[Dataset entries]
---
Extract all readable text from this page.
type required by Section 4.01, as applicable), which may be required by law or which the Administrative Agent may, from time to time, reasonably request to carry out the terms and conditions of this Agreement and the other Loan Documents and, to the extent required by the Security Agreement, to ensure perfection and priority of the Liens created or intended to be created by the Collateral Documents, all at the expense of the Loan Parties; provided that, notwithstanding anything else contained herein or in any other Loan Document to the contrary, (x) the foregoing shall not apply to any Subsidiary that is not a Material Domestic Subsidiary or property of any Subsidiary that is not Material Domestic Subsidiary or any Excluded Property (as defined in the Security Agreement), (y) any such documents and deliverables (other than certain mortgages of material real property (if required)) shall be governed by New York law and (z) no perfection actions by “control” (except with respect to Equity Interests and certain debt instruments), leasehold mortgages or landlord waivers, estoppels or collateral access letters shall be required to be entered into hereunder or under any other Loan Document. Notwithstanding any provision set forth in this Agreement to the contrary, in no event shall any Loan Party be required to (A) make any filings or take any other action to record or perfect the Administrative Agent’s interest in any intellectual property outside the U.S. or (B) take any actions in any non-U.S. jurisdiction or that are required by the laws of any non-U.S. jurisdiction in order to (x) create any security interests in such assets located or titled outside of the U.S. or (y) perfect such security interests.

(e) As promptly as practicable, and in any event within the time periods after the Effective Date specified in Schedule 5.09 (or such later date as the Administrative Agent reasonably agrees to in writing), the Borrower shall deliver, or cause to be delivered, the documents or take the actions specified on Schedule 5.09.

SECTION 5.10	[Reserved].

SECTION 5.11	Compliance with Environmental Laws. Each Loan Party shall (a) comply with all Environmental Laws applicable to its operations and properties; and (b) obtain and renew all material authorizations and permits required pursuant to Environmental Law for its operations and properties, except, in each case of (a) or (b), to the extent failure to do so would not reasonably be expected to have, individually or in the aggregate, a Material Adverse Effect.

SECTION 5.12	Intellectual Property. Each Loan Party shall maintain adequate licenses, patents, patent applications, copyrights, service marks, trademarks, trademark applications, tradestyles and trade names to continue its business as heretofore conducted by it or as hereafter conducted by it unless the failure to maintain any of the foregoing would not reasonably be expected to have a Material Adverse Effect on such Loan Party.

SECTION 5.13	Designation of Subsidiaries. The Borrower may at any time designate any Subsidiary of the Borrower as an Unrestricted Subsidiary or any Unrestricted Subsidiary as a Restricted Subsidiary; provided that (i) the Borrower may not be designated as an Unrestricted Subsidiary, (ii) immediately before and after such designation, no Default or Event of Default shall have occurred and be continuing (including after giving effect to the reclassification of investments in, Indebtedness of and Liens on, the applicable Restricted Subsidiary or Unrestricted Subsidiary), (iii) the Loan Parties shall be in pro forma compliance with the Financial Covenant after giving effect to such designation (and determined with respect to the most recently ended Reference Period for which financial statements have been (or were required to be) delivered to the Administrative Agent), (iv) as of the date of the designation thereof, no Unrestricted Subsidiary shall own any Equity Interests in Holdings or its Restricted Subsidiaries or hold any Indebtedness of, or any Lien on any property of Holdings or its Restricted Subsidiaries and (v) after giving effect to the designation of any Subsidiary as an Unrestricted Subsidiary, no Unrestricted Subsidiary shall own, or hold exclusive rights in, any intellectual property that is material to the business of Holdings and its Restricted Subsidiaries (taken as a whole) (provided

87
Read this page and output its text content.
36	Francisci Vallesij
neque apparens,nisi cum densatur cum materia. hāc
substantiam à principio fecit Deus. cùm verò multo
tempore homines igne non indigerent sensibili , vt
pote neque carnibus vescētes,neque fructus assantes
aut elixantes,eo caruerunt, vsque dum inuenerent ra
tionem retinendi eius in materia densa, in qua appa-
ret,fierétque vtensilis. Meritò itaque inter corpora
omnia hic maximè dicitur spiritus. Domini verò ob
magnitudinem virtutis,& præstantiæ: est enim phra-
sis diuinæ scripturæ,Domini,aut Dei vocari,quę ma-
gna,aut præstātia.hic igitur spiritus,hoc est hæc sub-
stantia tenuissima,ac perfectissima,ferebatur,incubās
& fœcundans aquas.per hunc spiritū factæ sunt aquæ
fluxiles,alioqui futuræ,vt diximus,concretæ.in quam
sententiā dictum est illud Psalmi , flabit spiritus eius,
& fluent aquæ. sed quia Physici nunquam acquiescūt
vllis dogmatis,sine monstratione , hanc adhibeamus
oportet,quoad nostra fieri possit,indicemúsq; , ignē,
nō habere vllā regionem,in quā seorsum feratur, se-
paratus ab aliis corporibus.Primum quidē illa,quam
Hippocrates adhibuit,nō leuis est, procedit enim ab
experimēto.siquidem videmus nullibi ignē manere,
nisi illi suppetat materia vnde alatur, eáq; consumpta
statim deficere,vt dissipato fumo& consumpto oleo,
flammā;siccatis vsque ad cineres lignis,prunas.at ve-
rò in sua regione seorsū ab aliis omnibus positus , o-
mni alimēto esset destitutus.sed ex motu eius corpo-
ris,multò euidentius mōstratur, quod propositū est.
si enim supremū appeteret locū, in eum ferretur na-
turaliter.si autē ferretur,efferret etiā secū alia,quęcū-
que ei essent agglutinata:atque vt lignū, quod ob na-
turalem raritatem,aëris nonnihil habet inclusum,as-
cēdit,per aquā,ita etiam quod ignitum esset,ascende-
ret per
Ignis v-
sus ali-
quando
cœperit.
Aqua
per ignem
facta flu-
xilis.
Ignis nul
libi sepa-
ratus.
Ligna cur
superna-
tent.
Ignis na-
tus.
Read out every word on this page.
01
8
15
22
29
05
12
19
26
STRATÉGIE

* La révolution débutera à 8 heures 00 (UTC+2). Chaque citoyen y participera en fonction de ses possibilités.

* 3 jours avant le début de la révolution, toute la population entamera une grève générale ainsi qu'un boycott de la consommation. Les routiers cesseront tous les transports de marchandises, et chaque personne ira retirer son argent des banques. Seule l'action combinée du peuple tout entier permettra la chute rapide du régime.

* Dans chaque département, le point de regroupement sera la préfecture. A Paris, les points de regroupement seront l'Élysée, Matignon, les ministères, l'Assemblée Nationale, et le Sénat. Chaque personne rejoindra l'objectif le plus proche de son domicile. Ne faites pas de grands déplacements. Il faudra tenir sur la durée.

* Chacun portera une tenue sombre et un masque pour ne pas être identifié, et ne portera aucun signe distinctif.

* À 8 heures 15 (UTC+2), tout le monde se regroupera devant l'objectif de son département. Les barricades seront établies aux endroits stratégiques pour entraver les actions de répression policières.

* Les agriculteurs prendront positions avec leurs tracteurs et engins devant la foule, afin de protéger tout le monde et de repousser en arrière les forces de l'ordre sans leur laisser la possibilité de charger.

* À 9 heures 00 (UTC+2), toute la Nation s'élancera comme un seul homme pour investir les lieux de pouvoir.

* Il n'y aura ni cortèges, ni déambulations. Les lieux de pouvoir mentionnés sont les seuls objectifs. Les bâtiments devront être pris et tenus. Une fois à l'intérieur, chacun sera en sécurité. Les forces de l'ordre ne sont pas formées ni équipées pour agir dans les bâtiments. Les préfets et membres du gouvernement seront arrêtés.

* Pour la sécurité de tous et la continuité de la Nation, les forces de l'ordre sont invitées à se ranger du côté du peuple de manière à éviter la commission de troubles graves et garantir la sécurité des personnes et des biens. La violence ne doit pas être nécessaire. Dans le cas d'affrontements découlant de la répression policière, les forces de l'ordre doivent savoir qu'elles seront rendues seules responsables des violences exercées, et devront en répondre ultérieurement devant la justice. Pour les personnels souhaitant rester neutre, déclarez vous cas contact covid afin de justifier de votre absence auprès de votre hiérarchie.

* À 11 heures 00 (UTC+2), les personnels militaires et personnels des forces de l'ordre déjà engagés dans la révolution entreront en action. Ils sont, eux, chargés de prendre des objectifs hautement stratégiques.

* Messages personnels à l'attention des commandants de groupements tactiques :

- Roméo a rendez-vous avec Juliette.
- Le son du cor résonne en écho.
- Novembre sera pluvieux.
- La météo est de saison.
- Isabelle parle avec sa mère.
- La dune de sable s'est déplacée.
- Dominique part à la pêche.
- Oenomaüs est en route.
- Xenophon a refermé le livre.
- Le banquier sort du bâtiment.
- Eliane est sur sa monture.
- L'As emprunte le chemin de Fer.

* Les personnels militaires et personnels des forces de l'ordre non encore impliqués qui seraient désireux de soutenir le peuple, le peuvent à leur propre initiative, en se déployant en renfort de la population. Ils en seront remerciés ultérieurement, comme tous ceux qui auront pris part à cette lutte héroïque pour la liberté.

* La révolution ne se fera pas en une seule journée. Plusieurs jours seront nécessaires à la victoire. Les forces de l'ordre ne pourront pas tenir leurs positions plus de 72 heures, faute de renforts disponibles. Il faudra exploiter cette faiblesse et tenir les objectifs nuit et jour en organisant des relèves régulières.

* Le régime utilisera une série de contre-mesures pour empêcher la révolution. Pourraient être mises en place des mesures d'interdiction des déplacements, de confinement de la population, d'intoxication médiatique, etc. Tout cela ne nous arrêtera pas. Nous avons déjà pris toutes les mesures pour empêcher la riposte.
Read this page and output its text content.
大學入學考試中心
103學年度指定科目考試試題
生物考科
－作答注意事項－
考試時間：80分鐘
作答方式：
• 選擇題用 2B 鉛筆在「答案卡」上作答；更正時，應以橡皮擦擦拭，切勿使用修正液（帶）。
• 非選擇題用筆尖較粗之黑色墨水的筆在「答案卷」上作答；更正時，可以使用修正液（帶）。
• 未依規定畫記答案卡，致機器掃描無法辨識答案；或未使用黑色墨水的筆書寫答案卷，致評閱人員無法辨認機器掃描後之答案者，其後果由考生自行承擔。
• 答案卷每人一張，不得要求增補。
---
§ WHAT IS EXPECTED
Identify which lines contain the word "positions" and copy each one.

§ ANSWER TO THE EXERCISE
* Les agriculteurs prendront positions avec leurs tracteurs et engins devant la foule, afin de protéger tout le monde et de repousser en arrière les forces de l'ordre sans leur laisser la possibilité de charger.
* La révolution ne se fera pas en une seule journée. Plusieurs jours seront nécessaires à la victoire. Les forces de l'ordre ne pourront pas tenir leurs positions plus de 72 heures, faute de renforts disponibles. Il faudra exploiter cette faiblesse et tenir les objectifs nuit et jour en organisant des relèves régulières.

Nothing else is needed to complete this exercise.